**TASK TO CARRY OUT:** Pick out each line of the records in which the word "this" appears.
-- start --
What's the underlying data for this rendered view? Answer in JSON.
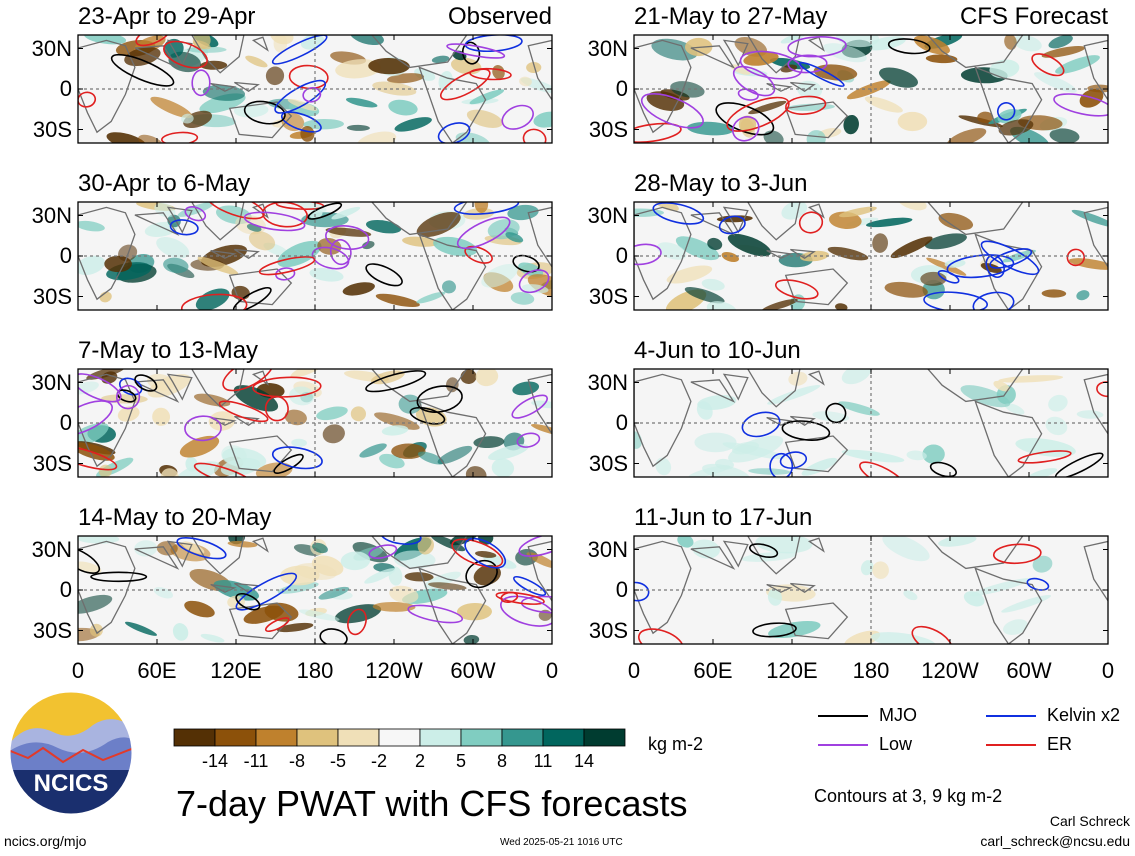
{
  "panels": [
    {
      "title": "23-Apr to 29-Apr",
      "tag": "Observed"
    },
    {
      "title": "30-Apr to 6-May",
      "tag": ""
    },
    {
      "title": "7-May to 13-May",
      "tag": ""
    },
    {
      "title": "14-May to 20-May",
      "tag": ""
    },
    {
      "title": "21-May to 27-May",
      "tag": "CFS Forecast"
    },
    {
      "title": "28-May to 3-Jun",
      "tag": ""
    },
    {
      "title": "4-Jun to 10-Jun",
      "tag": ""
    },
    {
      "title": "11-Jun to 17-Jun",
      "tag": ""
    }
  ],
  "lat_ticks": [
    "30N",
    "0",
    "30S"
  ],
  "lon_ticks": [
    "0",
    "60E",
    "120E",
    "180",
    "120W",
    "60W",
    "0"
  ],
  "colorbar": {
    "labels": [
      "-14",
      "-11",
      "-8",
      "-5",
      "-2",
      "2",
      "5",
      "8",
      "11",
      "14"
    ],
    "colors": [
      "#543005",
      "#8c510a",
      "#bf812d",
      "#dfc27d",
      "#f0e0b8",
      "#f7f7f7",
      "#cceee8",
      "#80cdc1",
      "#35978f",
      "#01665e",
      "#003c30"
    ],
    "units": "kg m-2"
  },
  "legend": [
    {
      "label": "MJO",
      "color": "#000000"
    },
    {
      "label": "Kelvin x2",
      "color": "#1030e0"
    },
    {
      "label": "Low",
      "color": "#a040e0"
    },
    {
      "label": "ER",
      "color": "#e02020"
    }
  ],
  "main_title": "7-day PWAT with CFS forecasts",
  "contours_note": "Contours at 3, 9 kg m-2",
  "author": "Carl Schreck",
  "email": "carl_schreck@ncsu.edu",
  "site": "ncics.org/mjo",
  "timestamp": "Wed 2025-05-21 1016 UTC",
  "logo_text": "NCICS"
}
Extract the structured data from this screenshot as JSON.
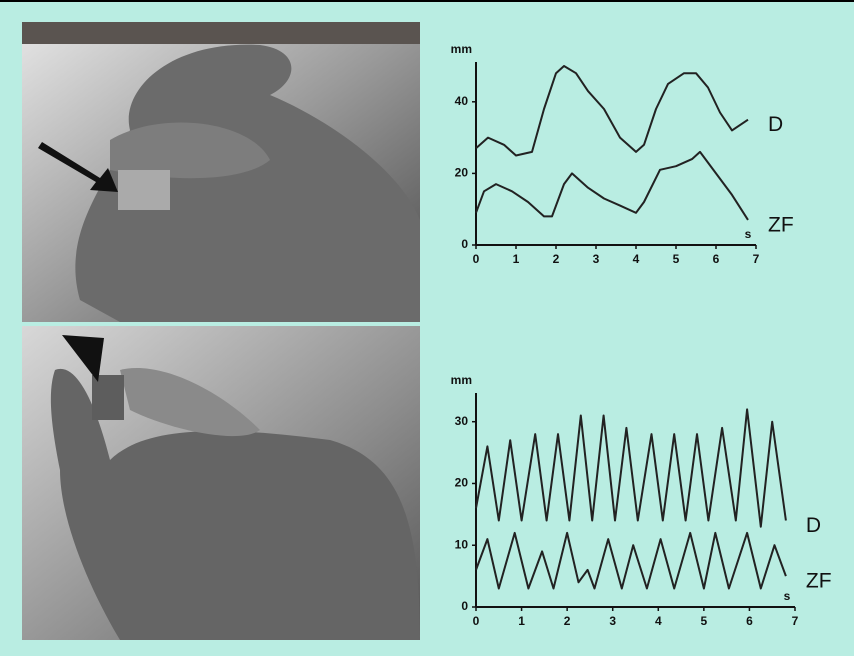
{
  "chart_data": [
    {
      "type": "line",
      "y_label": "mm",
      "x_label": "s",
      "xlim": [
        0,
        7
      ],
      "xticks": [
        0,
        1,
        2,
        3,
        4,
        5,
        6,
        7
      ],
      "ylim": [
        0,
        50
      ],
      "yticks": [
        0,
        20,
        40
      ],
      "grid": false,
      "series": [
        {
          "name": "D",
          "color": "#222222",
          "x": [
            0,
            0.3,
            0.7,
            1.0,
            1.4,
            1.7,
            2.0,
            2.2,
            2.5,
            2.8,
            3.2,
            3.6,
            4.0,
            4.2,
            4.5,
            4.8,
            5.2,
            5.5,
            5.8,
            6.1,
            6.4,
            6.8
          ],
          "values": [
            27,
            30,
            28,
            25,
            26,
            38,
            48,
            50,
            48,
            43,
            38,
            30,
            26,
            28,
            38,
            45,
            48,
            48,
            44,
            37,
            32,
            35
          ]
        },
        {
          "name": "ZF",
          "color": "#222222",
          "x": [
            0,
            0.2,
            0.5,
            0.9,
            1.3,
            1.7,
            1.9,
            2.2,
            2.4,
            2.8,
            3.2,
            3.6,
            4.0,
            4.2,
            4.6,
            5.0,
            5.4,
            5.6,
            6.0,
            6.4,
            6.8
          ],
          "values": [
            9,
            15,
            17,
            15,
            12,
            8,
            8,
            17,
            20,
            16,
            13,
            11,
            9,
            12,
            21,
            22,
            24,
            26,
            20,
            14,
            7
          ]
        }
      ]
    },
    {
      "type": "line",
      "y_label": "mm",
      "x_label": "s",
      "xlim": [
        0,
        7
      ],
      "xticks": [
        0,
        1,
        2,
        3,
        4,
        5,
        6,
        7
      ],
      "ylim": [
        0,
        34
      ],
      "yticks": [
        0,
        10,
        20,
        30
      ],
      "grid": false,
      "series": [
        {
          "name": "D",
          "color": "#222222",
          "x": [
            0,
            0.25,
            0.5,
            0.75,
            1.0,
            1.3,
            1.55,
            1.8,
            2.05,
            2.3,
            2.55,
            2.8,
            3.05,
            3.3,
            3.55,
            3.85,
            4.1,
            4.35,
            4.6,
            4.85,
            5.1,
            5.4,
            5.7,
            5.95,
            6.25,
            6.5,
            6.8
          ],
          "values": [
            16,
            26,
            14,
            27,
            14,
            28,
            14,
            28,
            14,
            31,
            14,
            31,
            14,
            29,
            14,
            28,
            14,
            28,
            14,
            28,
            14,
            29,
            14,
            32,
            13,
            30,
            14
          ]
        },
        {
          "name": "ZF",
          "color": "#222222",
          "x": [
            0,
            0.25,
            0.5,
            0.85,
            1.15,
            1.45,
            1.7,
            2.0,
            2.25,
            2.45,
            2.6,
            2.9,
            3.2,
            3.45,
            3.75,
            4.05,
            4.35,
            4.7,
            5.0,
            5.25,
            5.55,
            5.95,
            6.25,
            6.55,
            6.8
          ],
          "values": [
            6,
            11,
            3,
            12,
            3,
            9,
            3,
            12,
            4,
            6,
            3,
            11,
            3,
            10,
            3,
            11,
            3,
            12,
            3,
            12,
            3,
            12,
            3,
            10,
            5
          ]
        }
      ]
    }
  ]
}
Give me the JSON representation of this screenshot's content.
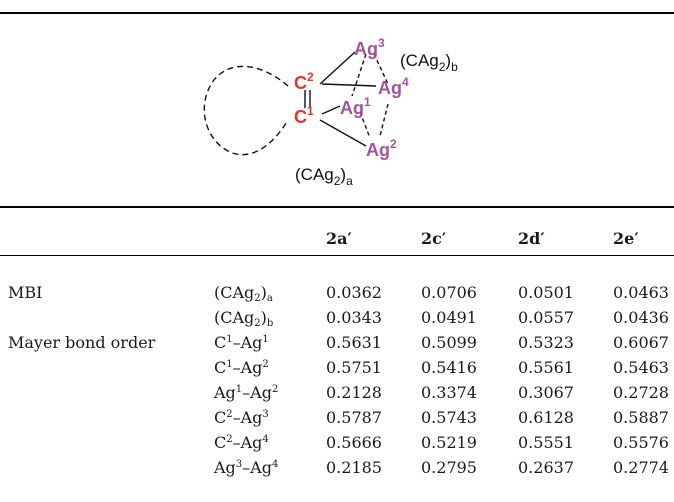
{
  "figure": {
    "atoms": {
      "c1": {
        "symbol": "C",
        "index": "1"
      },
      "c2": {
        "symbol": "C",
        "index": "2"
      },
      "ag1": {
        "symbol": "Ag",
        "index": "1"
      },
      "ag2": {
        "symbol": "Ag",
        "index": "2"
      },
      "ag3": {
        "symbol": "Ag",
        "index": "3"
      },
      "ag4": {
        "symbol": "Ag",
        "index": "4"
      }
    },
    "group_a": {
      "prefix": "(CAg",
      "sub": "2",
      "suffix": ")",
      "tag": "a"
    },
    "group_b": {
      "prefix": "(CAg",
      "sub": "2",
      "suffix": ")",
      "tag": "b"
    },
    "colors": {
      "carbon": "#e8332a",
      "silver": "#a3539f",
      "line": "#111111"
    }
  },
  "table": {
    "headers": [
      {
        "name": "2a",
        "prime": "′"
      },
      {
        "name": "2c",
        "prime": "′"
      },
      {
        "name": "2d",
        "prime": "′"
      },
      {
        "name": "2e",
        "prime": "′"
      }
    ],
    "sections": [
      {
        "label": "MBI"
      },
      {
        "label": "Mayer bond order"
      }
    ],
    "rows": [
      {
        "bond": {
          "a": "(CAg",
          "b": "2",
          "c": ")",
          "d": "a"
        },
        "values": [
          "0.0362",
          "0.0706",
          "0.0501",
          "0.0463"
        ]
      },
      {
        "bond": {
          "a": "(CAg",
          "b": "2",
          "c": ")",
          "d": "b"
        },
        "values": [
          "0.0343",
          "0.0491",
          "0.0557",
          "0.0436"
        ]
      },
      {
        "bond": {
          "a": "C",
          "b": "1",
          "c": "–Ag",
          "d": "1"
        },
        "values": [
          "0.5631",
          "0.5099",
          "0.5323",
          "0.6067"
        ]
      },
      {
        "bond": {
          "a": "C",
          "b": "1",
          "c": "–Ag",
          "d": "2"
        },
        "values": [
          "0.5751",
          "0.5416",
          "0.5561",
          "0.5463"
        ]
      },
      {
        "bond": {
          "a": "Ag",
          "b": "1",
          "c": "–Ag",
          "d": "2"
        },
        "values": [
          "0.2128",
          "0.3374",
          "0.3067",
          "0.2728"
        ]
      },
      {
        "bond": {
          "a": "C",
          "b": "2",
          "c": "–Ag",
          "d": "3"
        },
        "values": [
          "0.5787",
          "0.5743",
          "0.6128",
          "0.5887"
        ]
      },
      {
        "bond": {
          "a": "C",
          "b": "2",
          "c": "–Ag",
          "d": "4"
        },
        "values": [
          "0.5666",
          "0.5219",
          "0.5551",
          "0.5576"
        ]
      },
      {
        "bond": {
          "a": "Ag",
          "b": "3",
          "c": "–Ag",
          "d": "4"
        },
        "values": [
          "0.2185",
          "0.2795",
          "0.2637",
          "0.2774"
        ]
      }
    ]
  }
}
-- end --
**WORKED SOLUTION:**
What's the underlying data for this rendered view? Answer in JSON.
Extract the structured data from this screenshot as JSON.
Give me the JSON representation of this screenshot's content.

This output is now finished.